## WHAT TO WORK ON
Find each line holding "organizados" and copy it out.
-- START RECORDS TO PROCESS --
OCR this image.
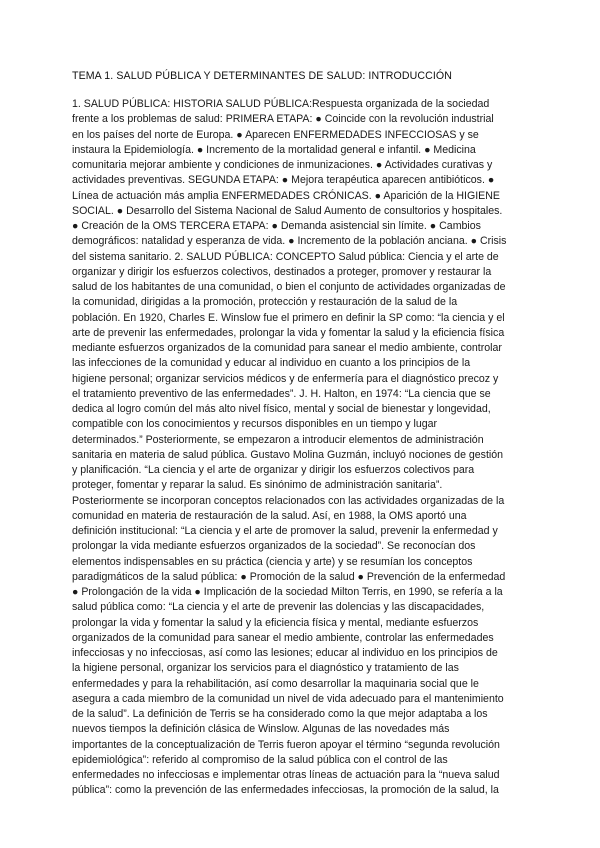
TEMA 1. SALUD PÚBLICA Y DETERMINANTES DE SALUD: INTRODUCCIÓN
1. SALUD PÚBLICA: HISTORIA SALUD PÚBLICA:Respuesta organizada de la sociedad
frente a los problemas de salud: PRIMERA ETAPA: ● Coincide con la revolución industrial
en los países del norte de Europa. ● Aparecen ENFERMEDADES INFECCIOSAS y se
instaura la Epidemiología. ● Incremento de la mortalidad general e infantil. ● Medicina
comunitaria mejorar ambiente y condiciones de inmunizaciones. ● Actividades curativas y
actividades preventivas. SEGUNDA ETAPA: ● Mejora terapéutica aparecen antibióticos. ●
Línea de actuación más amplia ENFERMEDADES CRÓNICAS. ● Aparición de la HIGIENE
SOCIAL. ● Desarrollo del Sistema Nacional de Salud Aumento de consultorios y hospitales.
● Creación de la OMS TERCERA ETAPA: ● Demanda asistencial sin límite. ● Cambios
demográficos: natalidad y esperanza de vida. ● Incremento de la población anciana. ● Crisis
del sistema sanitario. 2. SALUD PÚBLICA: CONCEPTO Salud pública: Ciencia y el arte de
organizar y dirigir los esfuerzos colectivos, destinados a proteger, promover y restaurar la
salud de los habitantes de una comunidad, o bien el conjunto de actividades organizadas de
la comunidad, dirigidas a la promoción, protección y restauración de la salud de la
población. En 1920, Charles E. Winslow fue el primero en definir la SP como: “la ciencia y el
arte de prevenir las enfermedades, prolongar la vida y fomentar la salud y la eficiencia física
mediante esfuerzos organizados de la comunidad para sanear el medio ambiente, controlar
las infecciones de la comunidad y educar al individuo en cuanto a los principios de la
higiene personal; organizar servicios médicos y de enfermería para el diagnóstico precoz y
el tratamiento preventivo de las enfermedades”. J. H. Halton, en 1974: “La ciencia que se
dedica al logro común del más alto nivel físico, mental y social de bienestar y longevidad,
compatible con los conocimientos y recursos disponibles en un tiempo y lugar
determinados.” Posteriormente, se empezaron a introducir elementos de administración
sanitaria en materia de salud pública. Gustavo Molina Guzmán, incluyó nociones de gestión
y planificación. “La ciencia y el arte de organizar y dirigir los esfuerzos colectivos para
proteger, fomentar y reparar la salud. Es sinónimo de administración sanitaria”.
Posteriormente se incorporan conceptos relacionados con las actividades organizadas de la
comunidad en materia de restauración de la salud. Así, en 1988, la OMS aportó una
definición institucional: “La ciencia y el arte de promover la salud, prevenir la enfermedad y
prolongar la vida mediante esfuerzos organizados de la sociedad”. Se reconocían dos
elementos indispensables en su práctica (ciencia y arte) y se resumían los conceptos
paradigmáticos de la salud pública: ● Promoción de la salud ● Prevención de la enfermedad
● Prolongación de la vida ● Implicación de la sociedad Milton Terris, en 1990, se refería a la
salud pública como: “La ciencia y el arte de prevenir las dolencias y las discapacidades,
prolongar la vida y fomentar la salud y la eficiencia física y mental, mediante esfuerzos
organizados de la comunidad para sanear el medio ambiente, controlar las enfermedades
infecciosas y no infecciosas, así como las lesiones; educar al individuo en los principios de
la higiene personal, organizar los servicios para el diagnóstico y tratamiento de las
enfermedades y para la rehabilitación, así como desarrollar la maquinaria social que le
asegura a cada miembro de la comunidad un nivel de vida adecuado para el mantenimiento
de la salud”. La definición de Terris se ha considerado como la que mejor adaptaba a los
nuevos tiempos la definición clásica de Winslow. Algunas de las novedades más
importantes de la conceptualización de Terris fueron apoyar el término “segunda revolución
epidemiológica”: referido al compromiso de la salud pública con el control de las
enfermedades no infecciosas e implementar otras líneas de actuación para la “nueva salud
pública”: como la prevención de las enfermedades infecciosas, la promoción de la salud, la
-- END RECORDS TO PROCESS --
-- START RECORDS TO PROCESS --
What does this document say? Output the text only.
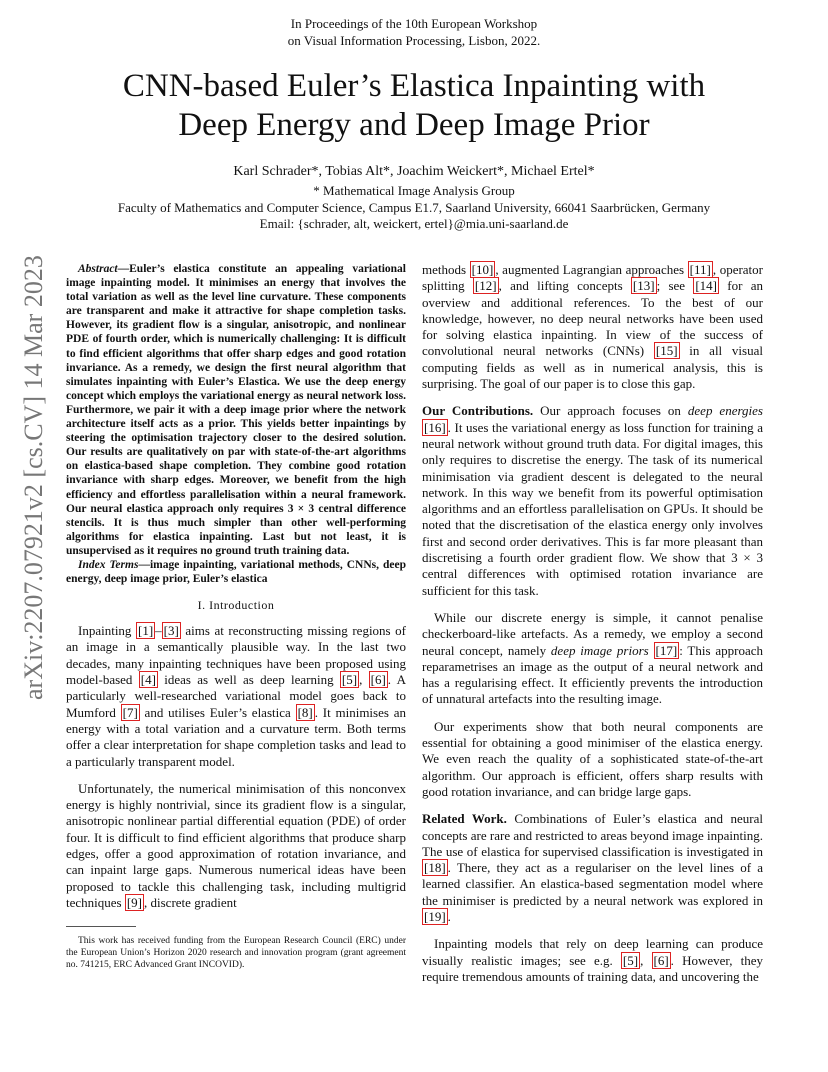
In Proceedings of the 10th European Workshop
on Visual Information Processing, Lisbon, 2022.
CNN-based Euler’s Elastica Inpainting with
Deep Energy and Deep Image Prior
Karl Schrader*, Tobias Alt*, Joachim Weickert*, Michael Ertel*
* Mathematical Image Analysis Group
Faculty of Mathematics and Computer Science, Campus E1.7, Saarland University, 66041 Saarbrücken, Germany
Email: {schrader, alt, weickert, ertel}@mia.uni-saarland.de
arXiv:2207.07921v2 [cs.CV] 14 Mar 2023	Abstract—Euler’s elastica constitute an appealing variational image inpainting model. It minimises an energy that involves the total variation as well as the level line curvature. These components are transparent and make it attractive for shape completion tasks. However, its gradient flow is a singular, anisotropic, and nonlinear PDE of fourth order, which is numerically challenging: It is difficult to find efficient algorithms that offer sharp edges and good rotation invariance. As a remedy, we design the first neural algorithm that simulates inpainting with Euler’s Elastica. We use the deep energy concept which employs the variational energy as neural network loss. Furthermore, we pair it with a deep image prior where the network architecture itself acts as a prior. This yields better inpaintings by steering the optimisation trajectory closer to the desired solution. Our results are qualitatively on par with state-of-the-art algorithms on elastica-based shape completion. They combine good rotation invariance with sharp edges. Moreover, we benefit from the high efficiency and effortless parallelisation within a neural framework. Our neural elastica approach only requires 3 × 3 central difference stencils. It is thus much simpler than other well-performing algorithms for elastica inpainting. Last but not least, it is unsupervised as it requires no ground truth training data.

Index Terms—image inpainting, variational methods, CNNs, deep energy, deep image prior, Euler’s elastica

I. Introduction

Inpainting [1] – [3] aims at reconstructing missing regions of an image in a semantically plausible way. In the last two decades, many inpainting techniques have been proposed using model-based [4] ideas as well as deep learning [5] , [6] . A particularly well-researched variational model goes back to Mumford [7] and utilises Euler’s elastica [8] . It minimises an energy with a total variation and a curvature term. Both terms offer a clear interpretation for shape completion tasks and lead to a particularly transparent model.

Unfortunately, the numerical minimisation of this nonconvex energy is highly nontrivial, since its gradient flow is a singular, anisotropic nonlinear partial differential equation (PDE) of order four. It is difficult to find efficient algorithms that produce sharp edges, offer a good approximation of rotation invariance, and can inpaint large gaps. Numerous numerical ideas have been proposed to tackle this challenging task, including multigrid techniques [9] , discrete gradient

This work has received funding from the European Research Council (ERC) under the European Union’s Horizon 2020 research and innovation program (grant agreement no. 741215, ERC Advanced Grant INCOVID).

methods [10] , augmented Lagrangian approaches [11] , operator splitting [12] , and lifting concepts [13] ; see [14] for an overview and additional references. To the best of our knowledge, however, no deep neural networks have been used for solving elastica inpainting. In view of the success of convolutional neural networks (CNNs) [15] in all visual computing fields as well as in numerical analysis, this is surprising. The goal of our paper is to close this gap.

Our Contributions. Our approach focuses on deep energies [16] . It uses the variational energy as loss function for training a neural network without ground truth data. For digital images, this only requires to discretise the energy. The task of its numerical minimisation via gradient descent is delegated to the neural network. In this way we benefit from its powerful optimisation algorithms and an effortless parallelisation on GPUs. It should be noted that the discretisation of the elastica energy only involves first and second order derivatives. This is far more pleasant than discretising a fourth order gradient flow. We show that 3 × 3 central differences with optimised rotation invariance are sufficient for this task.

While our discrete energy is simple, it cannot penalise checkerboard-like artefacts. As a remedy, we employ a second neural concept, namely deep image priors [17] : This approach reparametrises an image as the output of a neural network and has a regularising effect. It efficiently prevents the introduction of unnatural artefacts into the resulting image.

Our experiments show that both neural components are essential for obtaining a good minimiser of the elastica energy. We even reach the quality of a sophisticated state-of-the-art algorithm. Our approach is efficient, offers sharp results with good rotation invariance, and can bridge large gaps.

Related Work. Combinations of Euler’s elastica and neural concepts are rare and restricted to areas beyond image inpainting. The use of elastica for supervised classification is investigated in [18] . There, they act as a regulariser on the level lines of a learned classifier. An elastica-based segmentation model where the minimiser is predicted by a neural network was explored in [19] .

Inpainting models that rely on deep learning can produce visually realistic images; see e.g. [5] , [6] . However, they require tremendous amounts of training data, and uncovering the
-- END RECORDS TO PROCESS --
-- START RECORDS TO PROCESS --
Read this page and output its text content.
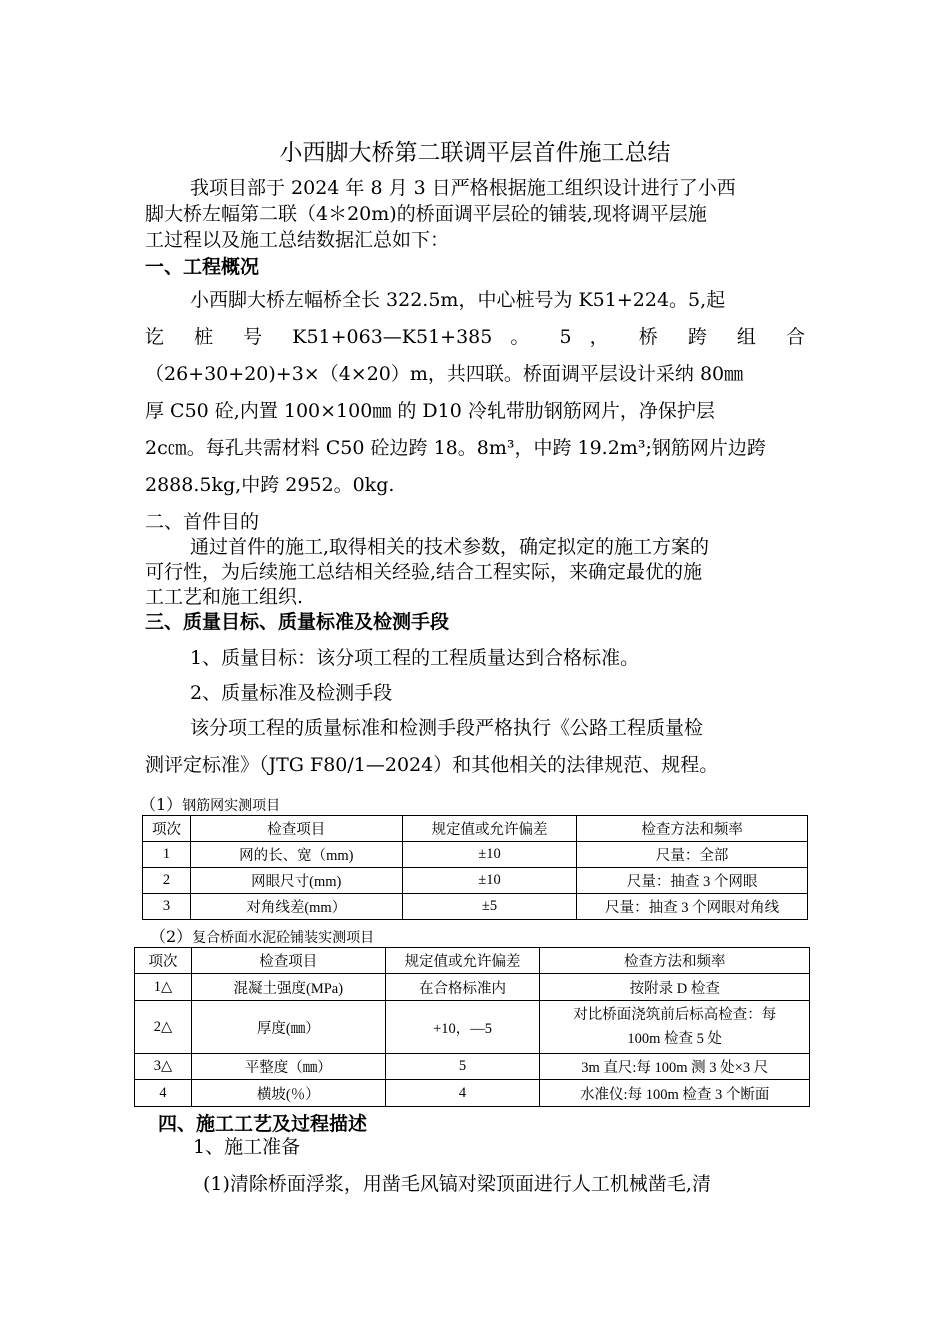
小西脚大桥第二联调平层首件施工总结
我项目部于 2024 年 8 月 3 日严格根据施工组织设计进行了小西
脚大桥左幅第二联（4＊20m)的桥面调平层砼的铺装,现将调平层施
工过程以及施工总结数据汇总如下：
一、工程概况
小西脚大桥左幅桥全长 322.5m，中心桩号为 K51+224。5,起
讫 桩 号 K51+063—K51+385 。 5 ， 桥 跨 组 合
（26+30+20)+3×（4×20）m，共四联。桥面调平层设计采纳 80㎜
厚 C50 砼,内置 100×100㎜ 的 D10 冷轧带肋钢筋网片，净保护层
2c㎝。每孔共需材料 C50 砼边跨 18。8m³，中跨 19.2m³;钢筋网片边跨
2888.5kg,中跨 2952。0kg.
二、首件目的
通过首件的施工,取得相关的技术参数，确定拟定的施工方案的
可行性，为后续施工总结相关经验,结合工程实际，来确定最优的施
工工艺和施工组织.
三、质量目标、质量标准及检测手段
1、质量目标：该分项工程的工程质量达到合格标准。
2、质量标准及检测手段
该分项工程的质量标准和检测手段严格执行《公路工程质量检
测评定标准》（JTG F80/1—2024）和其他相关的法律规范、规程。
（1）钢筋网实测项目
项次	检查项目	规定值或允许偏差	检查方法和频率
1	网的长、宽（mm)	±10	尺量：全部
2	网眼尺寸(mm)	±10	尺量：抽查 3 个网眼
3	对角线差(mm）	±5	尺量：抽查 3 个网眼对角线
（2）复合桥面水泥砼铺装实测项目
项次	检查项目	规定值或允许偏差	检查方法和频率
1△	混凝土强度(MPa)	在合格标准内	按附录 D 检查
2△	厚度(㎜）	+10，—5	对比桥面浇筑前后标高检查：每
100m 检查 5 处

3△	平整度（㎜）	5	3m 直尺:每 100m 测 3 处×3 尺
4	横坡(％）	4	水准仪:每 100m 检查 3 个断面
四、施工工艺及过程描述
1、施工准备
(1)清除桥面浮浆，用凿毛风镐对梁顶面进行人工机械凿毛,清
-- END RECORDS TO PROCESS --
## TASK RESPONSE
mediante esfuerzos organizados de la comunidad para sanear el medio ambiente, controlar
prolongar la vida mediante esfuerzos organizados de la sociedad”. Se reconocían dos
organizados de la comunidad para sanear el medio ambiente, controlar las enfermedades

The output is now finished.